■ **Stored entries**:
☆ ☆ ☆

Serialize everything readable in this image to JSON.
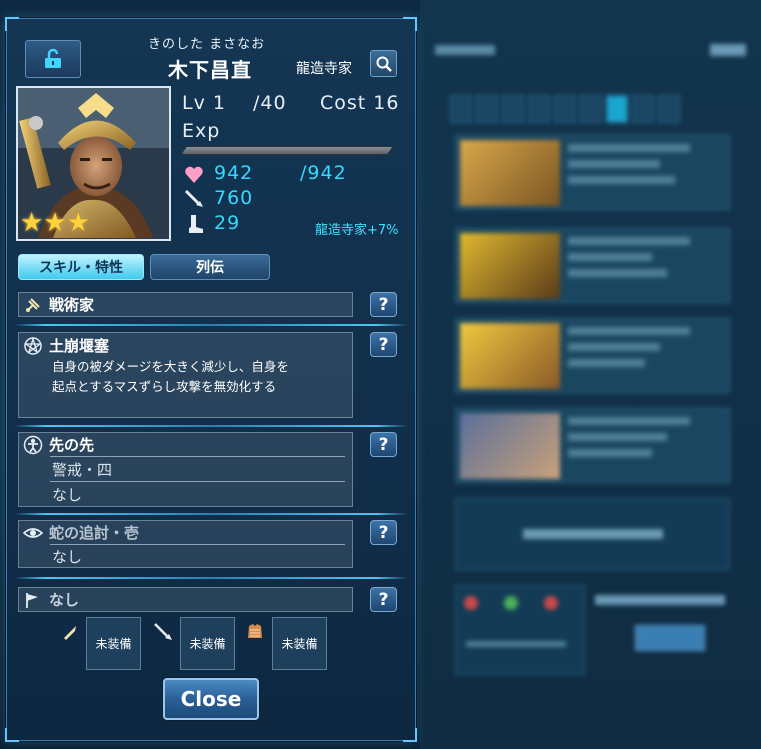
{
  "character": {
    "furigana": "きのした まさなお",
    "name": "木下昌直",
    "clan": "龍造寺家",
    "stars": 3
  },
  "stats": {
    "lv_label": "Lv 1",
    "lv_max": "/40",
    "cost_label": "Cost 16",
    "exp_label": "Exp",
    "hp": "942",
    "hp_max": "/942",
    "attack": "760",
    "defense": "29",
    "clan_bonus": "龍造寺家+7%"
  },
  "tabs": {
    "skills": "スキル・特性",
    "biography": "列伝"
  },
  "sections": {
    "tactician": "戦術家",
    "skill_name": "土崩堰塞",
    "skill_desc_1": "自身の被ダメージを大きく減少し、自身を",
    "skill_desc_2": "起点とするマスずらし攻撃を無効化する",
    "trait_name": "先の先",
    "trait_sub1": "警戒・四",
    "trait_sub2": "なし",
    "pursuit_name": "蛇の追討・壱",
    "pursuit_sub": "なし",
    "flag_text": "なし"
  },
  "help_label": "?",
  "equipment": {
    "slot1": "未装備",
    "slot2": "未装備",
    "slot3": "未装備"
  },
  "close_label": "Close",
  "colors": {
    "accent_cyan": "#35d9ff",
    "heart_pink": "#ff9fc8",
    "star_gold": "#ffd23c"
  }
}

☆ ☆ ☆

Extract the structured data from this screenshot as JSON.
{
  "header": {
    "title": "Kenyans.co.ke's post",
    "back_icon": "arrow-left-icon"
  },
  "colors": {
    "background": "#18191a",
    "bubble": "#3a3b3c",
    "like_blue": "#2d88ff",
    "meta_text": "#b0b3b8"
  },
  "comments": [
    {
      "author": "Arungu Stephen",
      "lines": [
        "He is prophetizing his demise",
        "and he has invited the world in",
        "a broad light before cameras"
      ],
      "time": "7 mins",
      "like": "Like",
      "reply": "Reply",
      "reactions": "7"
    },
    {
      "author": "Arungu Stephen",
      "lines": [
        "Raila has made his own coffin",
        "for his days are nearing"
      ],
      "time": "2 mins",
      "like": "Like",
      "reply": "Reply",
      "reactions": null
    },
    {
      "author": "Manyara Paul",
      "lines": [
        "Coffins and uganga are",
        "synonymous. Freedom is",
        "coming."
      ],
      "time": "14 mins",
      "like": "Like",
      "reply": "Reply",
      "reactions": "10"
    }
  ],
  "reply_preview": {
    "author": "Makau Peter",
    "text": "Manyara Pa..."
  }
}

☆ ☆ ☆

■ **Exercise brief**: Copy each line that holds the word "author".

■ **Expected answer**:
      "author": "Arungu Stephen",
      "author": "Arungu Stephen",
      "author": "Manyara Paul",
    "author": "Makau Peter",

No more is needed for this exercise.